DO THIS:
Lines containing the string "bibliothèque" are to be counted. Write only how many there are.

Entries taken from a collection:

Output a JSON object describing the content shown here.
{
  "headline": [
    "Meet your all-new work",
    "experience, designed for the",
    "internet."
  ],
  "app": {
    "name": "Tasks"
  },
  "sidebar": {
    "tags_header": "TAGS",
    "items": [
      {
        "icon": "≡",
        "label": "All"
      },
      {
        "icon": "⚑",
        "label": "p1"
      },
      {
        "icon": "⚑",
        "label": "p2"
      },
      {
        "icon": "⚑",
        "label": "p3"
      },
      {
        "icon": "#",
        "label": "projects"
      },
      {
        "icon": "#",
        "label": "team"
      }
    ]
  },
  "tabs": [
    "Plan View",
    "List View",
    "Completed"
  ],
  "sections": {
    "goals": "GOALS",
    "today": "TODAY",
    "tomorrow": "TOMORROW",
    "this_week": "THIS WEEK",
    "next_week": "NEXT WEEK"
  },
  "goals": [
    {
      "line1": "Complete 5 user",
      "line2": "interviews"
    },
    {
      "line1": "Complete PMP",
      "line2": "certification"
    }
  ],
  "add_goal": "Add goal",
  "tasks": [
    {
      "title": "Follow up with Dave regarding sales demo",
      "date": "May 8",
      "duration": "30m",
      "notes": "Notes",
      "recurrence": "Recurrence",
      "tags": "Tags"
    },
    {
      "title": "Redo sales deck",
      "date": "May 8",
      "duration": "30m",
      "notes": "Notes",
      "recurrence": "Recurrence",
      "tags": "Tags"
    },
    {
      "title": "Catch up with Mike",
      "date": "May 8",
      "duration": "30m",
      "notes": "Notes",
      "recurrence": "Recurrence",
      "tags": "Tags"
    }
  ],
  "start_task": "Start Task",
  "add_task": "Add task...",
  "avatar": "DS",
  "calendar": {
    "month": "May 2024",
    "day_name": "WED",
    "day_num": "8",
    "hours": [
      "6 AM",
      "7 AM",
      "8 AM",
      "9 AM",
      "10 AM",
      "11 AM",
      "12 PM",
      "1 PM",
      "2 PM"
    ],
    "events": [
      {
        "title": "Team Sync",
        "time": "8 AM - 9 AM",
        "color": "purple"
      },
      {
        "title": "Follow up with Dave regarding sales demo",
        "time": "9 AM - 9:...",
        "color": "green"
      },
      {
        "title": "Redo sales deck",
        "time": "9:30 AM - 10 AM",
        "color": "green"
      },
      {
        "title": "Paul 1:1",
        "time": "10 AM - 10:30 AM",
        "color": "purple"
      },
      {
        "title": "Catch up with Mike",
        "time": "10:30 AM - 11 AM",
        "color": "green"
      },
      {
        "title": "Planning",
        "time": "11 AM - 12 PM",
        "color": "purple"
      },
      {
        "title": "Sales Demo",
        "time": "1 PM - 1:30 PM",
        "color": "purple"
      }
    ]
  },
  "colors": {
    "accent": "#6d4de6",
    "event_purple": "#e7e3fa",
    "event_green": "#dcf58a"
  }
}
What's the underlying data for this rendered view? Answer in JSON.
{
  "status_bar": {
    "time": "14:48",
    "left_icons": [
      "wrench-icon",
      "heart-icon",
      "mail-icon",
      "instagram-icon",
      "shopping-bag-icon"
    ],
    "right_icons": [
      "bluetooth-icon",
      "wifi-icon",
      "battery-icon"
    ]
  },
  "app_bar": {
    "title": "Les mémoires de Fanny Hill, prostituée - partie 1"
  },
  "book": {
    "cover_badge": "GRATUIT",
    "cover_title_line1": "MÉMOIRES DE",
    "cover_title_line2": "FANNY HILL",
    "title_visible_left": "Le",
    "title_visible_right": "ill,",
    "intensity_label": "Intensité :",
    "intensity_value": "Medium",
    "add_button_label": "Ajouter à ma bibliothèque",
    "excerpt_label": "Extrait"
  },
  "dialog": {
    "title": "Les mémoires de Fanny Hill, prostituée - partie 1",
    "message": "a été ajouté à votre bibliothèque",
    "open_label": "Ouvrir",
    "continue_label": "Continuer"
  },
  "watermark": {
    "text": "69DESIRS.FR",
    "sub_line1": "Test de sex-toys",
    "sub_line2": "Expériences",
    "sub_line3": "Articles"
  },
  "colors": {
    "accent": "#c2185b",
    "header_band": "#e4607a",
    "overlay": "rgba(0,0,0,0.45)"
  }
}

RESULT BELOW:
2